Gather every line in the records below that contains the word "title".

start Given records

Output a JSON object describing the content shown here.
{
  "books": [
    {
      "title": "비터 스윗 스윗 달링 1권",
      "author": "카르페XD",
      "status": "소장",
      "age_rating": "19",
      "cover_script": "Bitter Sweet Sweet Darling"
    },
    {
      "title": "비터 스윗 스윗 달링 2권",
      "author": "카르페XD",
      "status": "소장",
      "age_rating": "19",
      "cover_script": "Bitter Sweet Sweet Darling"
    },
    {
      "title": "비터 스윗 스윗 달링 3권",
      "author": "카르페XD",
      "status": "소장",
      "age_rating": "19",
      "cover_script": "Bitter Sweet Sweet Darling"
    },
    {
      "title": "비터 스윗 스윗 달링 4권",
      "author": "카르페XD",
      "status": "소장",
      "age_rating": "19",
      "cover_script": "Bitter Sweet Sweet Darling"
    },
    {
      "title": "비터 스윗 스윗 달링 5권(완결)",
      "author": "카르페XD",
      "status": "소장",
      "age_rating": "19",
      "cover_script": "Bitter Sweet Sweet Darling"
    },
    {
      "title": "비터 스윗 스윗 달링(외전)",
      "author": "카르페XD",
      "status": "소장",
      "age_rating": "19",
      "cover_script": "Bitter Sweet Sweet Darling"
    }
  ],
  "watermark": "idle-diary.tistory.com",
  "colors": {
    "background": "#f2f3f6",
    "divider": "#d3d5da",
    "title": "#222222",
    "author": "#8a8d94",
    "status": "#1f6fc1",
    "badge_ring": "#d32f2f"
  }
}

end Given records

**Answer to this task:**
      "title": "비터 스윗 스윗 달링 1권",
      "title": "비터 스윗 스윗 달링 2권",
      "title": "비터 스윗 스윗 달링 3권",
      "title": "비터 스윗 스윗 달링 4권",
      "title": "비터 스윗 스윗 달링 5권(완결)",
      "title": "비터 스윗 스윗 달링(외전)",
    "title": "#222222",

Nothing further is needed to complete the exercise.